● REQUIRED TASK
Write out all lines holding the word "ahead".

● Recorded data

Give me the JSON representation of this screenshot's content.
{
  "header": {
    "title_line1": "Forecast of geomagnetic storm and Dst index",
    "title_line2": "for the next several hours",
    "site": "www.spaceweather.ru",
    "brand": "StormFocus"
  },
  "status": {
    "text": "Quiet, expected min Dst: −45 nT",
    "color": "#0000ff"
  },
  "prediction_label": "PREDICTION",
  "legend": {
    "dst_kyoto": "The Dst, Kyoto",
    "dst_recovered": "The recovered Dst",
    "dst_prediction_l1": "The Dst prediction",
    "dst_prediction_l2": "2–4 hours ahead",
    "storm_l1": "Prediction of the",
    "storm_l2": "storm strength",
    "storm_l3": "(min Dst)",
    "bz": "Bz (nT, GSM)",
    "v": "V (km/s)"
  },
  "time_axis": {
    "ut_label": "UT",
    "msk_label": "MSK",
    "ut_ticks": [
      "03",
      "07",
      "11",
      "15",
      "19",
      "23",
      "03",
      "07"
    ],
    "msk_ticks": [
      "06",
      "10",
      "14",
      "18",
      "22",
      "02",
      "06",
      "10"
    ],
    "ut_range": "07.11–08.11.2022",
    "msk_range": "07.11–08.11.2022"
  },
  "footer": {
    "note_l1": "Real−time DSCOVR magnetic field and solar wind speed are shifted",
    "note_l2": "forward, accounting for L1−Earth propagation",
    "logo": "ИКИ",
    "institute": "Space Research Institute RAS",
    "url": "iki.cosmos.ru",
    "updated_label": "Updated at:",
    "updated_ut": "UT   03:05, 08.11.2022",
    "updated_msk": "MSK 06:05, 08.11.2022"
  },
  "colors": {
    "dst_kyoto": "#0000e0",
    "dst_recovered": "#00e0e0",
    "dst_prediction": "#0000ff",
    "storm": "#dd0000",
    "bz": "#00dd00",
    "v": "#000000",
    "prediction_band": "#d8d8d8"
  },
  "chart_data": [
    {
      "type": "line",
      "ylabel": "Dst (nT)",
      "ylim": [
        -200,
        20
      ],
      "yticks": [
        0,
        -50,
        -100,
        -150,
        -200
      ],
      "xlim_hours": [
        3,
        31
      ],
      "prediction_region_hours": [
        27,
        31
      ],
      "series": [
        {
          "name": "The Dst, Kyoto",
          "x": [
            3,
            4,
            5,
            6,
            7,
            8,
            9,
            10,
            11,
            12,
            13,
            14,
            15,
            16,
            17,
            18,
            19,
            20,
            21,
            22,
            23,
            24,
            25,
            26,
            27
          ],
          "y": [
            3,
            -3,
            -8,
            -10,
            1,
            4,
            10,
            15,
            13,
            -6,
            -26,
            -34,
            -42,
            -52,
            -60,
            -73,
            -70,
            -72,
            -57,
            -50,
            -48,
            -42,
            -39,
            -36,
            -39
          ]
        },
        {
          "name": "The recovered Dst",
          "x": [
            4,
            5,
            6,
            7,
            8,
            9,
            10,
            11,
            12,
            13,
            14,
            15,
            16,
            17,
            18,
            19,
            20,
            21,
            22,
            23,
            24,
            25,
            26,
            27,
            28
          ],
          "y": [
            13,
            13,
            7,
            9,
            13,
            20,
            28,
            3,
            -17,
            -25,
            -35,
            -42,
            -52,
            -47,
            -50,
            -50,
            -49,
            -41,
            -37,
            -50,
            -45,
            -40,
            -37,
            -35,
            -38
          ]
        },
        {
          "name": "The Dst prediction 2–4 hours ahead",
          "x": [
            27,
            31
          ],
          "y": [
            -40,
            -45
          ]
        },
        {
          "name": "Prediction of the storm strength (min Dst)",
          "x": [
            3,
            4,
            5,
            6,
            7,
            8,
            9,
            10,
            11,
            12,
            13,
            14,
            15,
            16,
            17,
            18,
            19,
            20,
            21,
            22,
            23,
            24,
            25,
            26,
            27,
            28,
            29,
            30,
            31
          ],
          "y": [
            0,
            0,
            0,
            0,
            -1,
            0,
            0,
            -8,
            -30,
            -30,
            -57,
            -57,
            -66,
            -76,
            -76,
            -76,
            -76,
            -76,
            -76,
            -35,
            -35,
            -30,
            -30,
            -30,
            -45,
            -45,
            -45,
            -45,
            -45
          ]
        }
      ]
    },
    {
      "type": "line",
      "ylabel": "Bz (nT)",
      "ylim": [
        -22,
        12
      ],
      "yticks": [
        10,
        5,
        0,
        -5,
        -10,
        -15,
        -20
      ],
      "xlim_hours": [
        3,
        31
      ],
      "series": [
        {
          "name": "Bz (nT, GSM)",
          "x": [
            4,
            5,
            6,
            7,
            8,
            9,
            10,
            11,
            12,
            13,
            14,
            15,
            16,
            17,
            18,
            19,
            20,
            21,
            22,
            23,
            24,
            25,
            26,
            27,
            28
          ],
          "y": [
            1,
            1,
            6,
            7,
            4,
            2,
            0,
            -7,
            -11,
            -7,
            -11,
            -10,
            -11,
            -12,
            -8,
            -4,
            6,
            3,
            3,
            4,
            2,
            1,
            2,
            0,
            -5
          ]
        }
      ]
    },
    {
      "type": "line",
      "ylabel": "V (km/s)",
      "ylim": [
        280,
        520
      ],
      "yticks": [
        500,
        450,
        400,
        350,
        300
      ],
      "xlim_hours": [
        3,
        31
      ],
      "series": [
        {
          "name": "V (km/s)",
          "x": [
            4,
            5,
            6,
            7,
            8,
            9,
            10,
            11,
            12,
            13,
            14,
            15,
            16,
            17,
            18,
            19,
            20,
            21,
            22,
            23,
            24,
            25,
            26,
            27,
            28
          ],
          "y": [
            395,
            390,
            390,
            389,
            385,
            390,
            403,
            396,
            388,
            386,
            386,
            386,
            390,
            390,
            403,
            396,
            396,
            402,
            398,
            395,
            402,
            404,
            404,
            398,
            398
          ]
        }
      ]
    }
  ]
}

● RESPONSE TO THIS EXERCISE
    "dst_prediction_l2": "2–4 hours ahead",
          "name": "The Dst prediction 2–4 hours ahead",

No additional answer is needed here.